WRITTEN TASK:
Reproduce the records below in full and without edits, omitting images.

SUPPLIED DATA:
§ §
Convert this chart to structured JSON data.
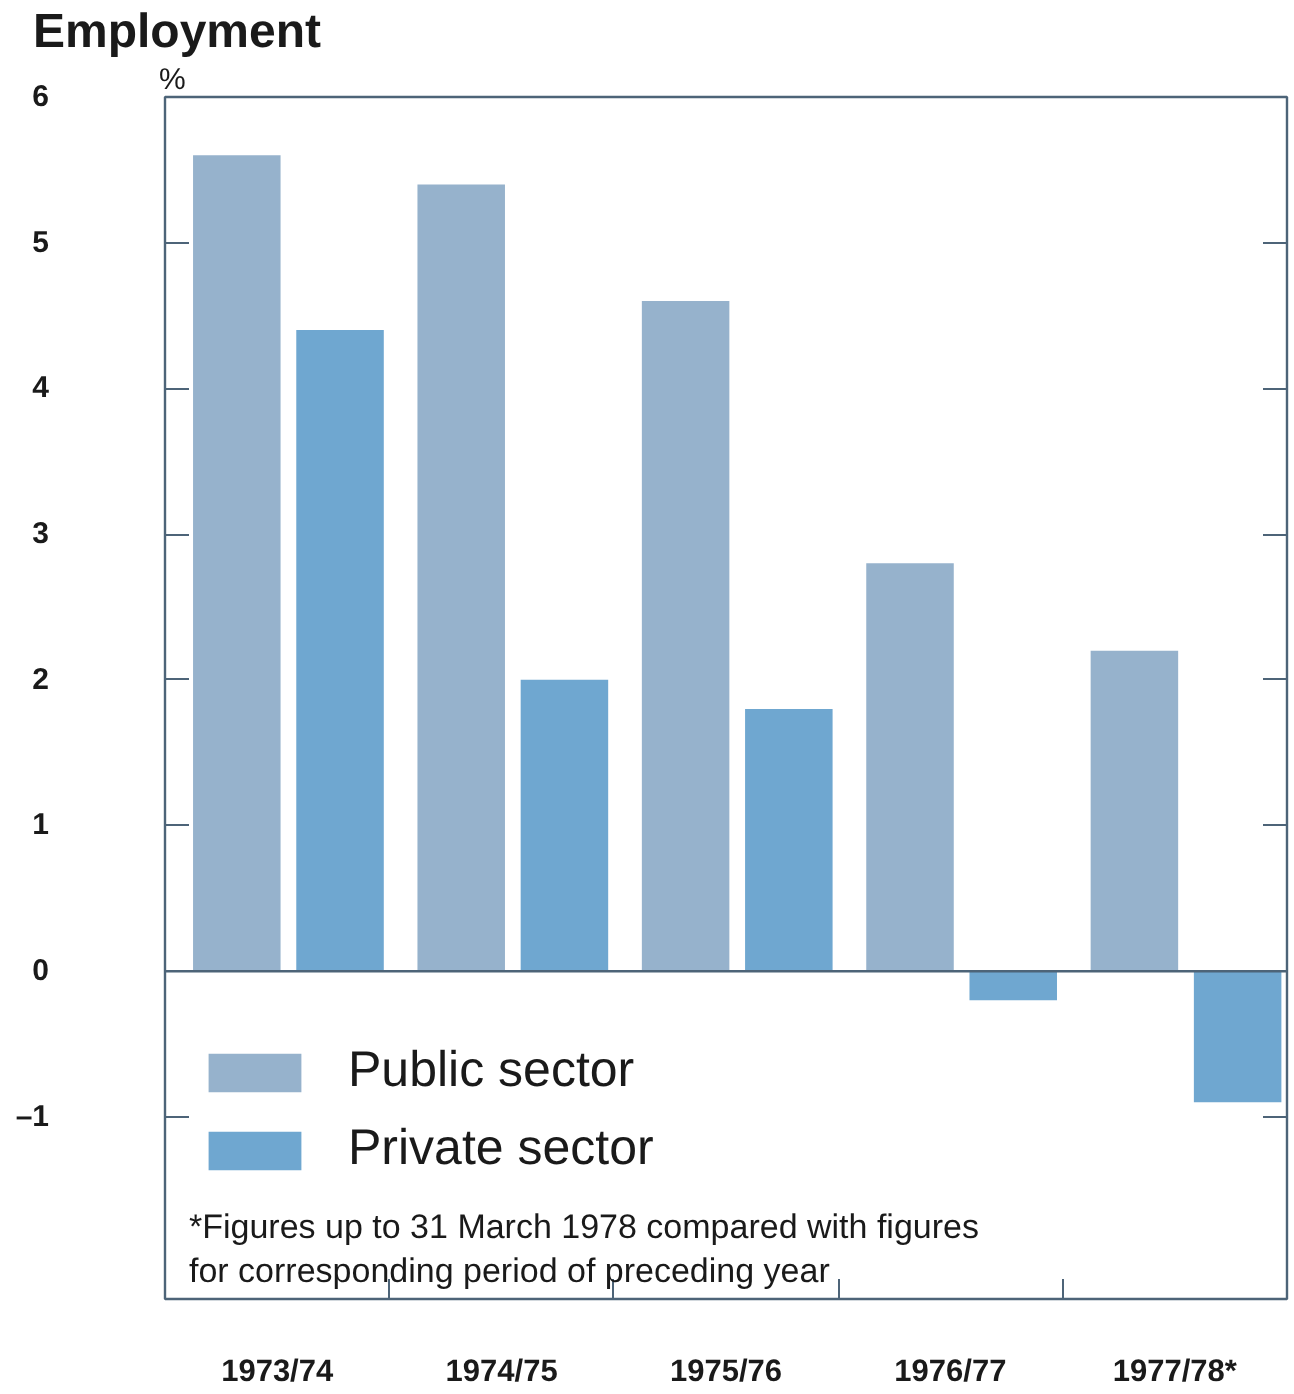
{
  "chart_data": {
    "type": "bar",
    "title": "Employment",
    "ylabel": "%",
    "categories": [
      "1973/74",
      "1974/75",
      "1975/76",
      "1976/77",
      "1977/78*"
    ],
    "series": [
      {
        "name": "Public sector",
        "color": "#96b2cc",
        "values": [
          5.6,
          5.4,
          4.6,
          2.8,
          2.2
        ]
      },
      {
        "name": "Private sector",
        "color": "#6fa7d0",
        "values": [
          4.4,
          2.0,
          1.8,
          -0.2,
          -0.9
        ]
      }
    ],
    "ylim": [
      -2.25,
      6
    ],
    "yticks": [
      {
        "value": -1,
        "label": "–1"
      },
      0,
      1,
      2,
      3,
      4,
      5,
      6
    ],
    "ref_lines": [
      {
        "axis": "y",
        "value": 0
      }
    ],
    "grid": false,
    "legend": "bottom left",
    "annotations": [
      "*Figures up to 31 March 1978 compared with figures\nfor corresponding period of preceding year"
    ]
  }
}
§ §
PROBLEM SOLUTION:
Convert this chart to structured JSON data.
{
  "chart_data": {
    "type": "bar",
    "title": "Employment",
    "ylabel": "%",
    "categories": [
      "1973/74",
      "1974/75",
      "1975/76",
      "1976/77",
      "1977/78*"
    ],
    "series": [
      {
        "name": "Public sector",
        "color": "#96b2cc",
        "values": [
          5.6,
          5.4,
          4.6,
          2.8,
          2.2
        ]
      },
      {
        "name": "Private sector",
        "color": "#6fa7d0",
        "values": [
          4.4,
          2.0,
          1.8,
          -0.2,
          -0.9
        ]
      }
    ],
    "ylim": [
      -2.25,
      6
    ],
    "yticks": [
      {
        "value": -1,
        "label": "–1"
      },
      0,
      1,
      2,
      3,
      4,
      5,
      6
    ],
    "ref_lines": [
      {
        "axis": "y",
        "value": 0
      }
    ],
    "grid": false,
    "legend": "bottom left",
    "annotations": [
      "*Figures up to 31 March 1978 compared with figures\nfor corresponding period of preceding year"
    ]
  }
}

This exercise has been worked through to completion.